-- Exercise materials --

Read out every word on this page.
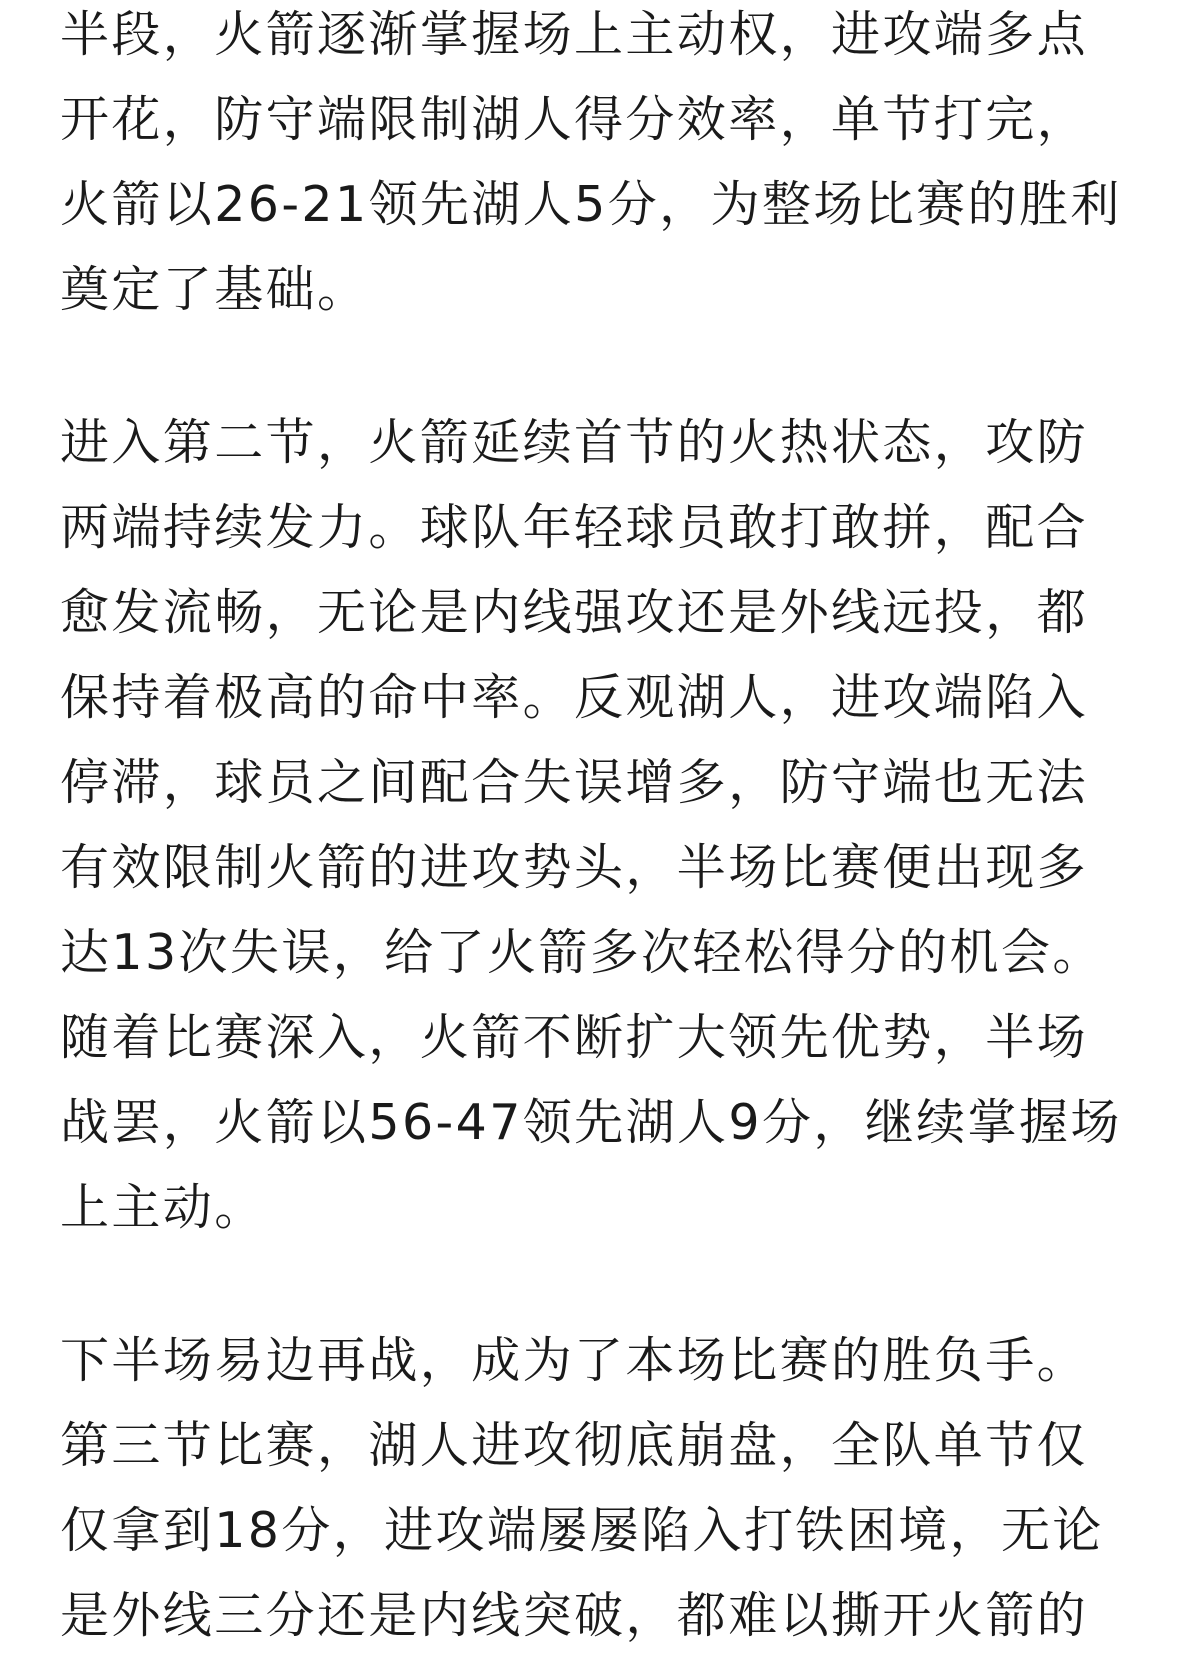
半段，火箭逐渐掌握场上主动权，进攻端多点
开花，防守端限制湖人得分效率，单节打完，
火箭以26-21领先湖人5分，为整场比赛的胜利
奠定了基础。
进入第二节，火箭延续首节的火热状态，攻防
两端持续发力。球队年轻球员敢打敢拼，配合
愈发流畅，无论是内线强攻还是外线远投，都
保持着极高的命中率。反观湖人，进攻端陷入
停滞，球员之间配合失误增多，防守端也无法
有效限制火箭的进攻势头，半场比赛便出现多
达13次失误，给了火箭多次轻松得分的机会。
随着比赛深入，火箭不断扩大领先优势，半场
战罢，火箭以56-47领先湖人9分，继续掌握场
上主动。
下半场易边再战，成为了本场比赛的胜负手。
第三节比赛，湖人进攻彻底崩盘，全队单节仅
仅拿到18分，进攻端屡屡陷入打铁困境，无论
是外线三分还是内线突破，都难以撕开火箭的
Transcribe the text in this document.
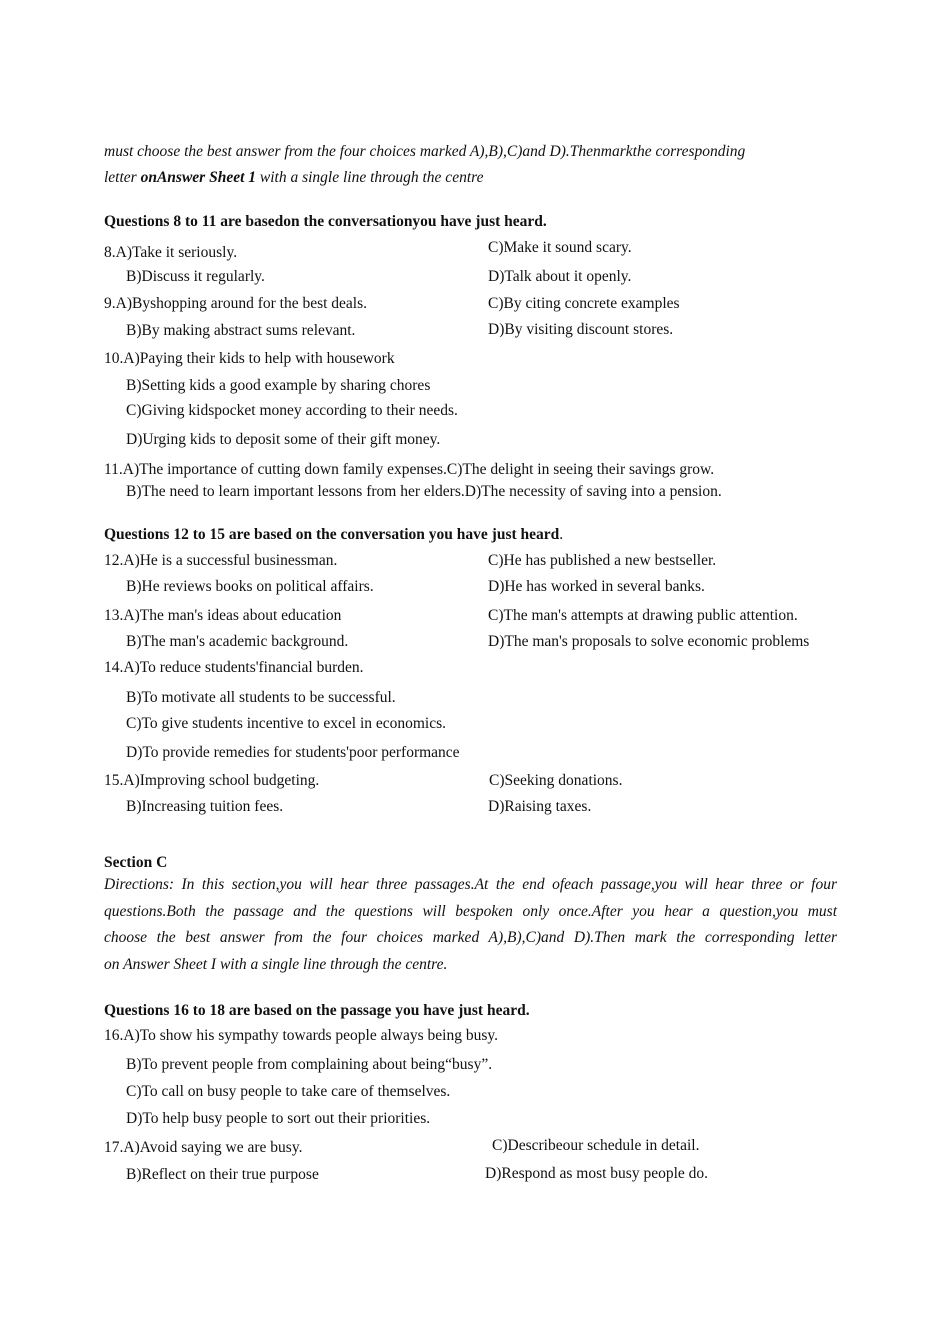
must choose the best answer from the four choices marked A),B),C)and D).Thenmarkthe corresponding
letter onAnswer Sheet 1 with a single line through the centre
Questions 8 to 11 are basedon the conversationyou have just heard.
8.A)Take it seriously.	C)Make it sound scary.
B)Discuss it regularly.	D)Talk about it openly.
9.A)Byshopping around for the best deals.	C)By citing concrete examples
B)By making abstract sums relevant.	D)By visiting discount stores.
10.A)Paying their kids to help with housework
B)Setting kids a good example by sharing chores
C)Giving kidspocket money according to their needs.
D)Urging kids to deposit some of their gift money.
11.A)The importance of cutting down family expenses.C)The delight in seeing their savings grow.
B)The need to learn important lessons from her elders.D)The necessity of saving into a pension.
Questions 12 to 15 are based on the conversation you have just heard.
12.A)He is a successful businessman.	C)He has published a new bestseller.
B)He reviews books on political affairs.	D)He has worked in several banks.
13.A)The man's ideas about education	C)The man's attempts at drawing public attention.
B)The man's academic background.	D)The man's proposals to solve economic problems
14.A)To reduce students'financial burden.
B)To motivate all students to be successful.
C)To give students incentive to excel in economics.
D)To provide remedies for students'poor performance
15.A)Improving school budgeting.	C)Seeking donations.
B)Increasing tuition fees.	D)Raising taxes.
Section C
Directions: In this section,you will hear three passages.At the end ofeach passage,you will hear three or four
questions.Both the passage and the questions will bespoken only once.After you hear a question,you must
choose the best answer from the four choices marked A),B),C)and D).Then mark the corresponding letter
on Answer Sheet I with a single line through the centre.
Questions 16 to 18 are based on the passage you have just heard.
16.A)To show his sympathy towards people always being busy.
B)To prevent people from complaining about being“busy”.
C)To call on busy people to take care of themselves.
D)To help busy people to sort out their priorities.
17.A)Avoid saying we are busy.	C)Describeour schedule in detail.
B)Reflect on their true purpose	D)Respond as most busy people do.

-- What is required --
Retype all entries exactly as they appear, dropping the images.

-- Right answer --
Read out every word on this page.
半段，火箭逐渐掌握场上主动权，进攻端多点
开花，防守端限制湖人得分效率，单节打完，
火箭以26-21领先湖人5分，为整场比赛的胜利
奠定了基础。
进入第二节，火箭延续首节的火热状态，攻防
两端持续发力。球队年轻球员敢打敢拼，配合
愈发流畅，无论是内线强攻还是外线远投，都
保持着极高的命中率。反观湖人，进攻端陷入
停滞，球员之间配合失误增多，防守端也无法
有效限制火箭的进攻势头，半场比赛便出现多
达13次失误，给了火箭多次轻松得分的机会。
随着比赛深入，火箭不断扩大领先优势，半场
战罢，火箭以56-47领先湖人9分，继续掌握场
上主动。
下半场易边再战，成为了本场比赛的胜负手。
第三节比赛，湖人进攻彻底崩盘，全队单节仅
仅拿到18分，进攻端屡屡陷入打铁困境，无论
是外线三分还是内线突破，都难以撕开火箭的
Transcribe the text in this document.
must choose the best answer from the four choices marked A),B),C)and D).Thenmarkthe corresponding
letter onAnswer Sheet 1 with a single line through the centre
Questions 8 to 11 are basedon the conversationyou have just heard.
8.A)Take it seriously.	C)Make it sound scary.
B)Discuss it regularly.	D)Talk about it openly.
9.A)Byshopping around for the best deals.	C)By citing concrete examples
B)By making abstract sums relevant.	D)By visiting discount stores.
10.A)Paying their kids to help with housework
B)Setting kids a good example by sharing chores
C)Giving kidspocket money according to their needs.
D)Urging kids to deposit some of their gift money.
11.A)The importance of cutting down family expenses.C)The delight in seeing their savings grow.
B)The need to learn important lessons from her elders.D)The necessity of saving into a pension.
Questions 12 to 15 are based on the conversation you have just heard.
12.A)He is a successful businessman.	C)He has published a new bestseller.
B)He reviews books on political affairs.	D)He has worked in several banks.
13.A)The man's ideas about education	C)The man's attempts at drawing public attention.
B)The man's academic background.	D)The man's proposals to solve economic problems
14.A)To reduce students'financial burden.
B)To motivate all students to be successful.
C)To give students incentive to excel in economics.
D)To provide remedies for students'poor performance
15.A)Improving school budgeting.	C)Seeking donations.
B)Increasing tuition fees.	D)Raising taxes.
Section C
Directions: In this section,you will hear three passages.At the end ofeach passage,you will hear three or four
questions.Both the passage and the questions will bespoken only once.After you hear a question,you must
choose the best answer from the four choices marked A),B),C)and D).Then mark the corresponding letter
on Answer Sheet I with a single line through the centre.
Questions 16 to 18 are based on the passage you have just heard.
16.A)To show his sympathy towards people always being busy.
B)To prevent people from complaining about being“busy”.
C)To call on busy people to take care of themselves.
D)To help busy people to sort out their priorities.
17.A)Avoid saying we are busy.	C)Describeour schedule in detail.
B)Reflect on their true purpose	D)Respond as most busy people do.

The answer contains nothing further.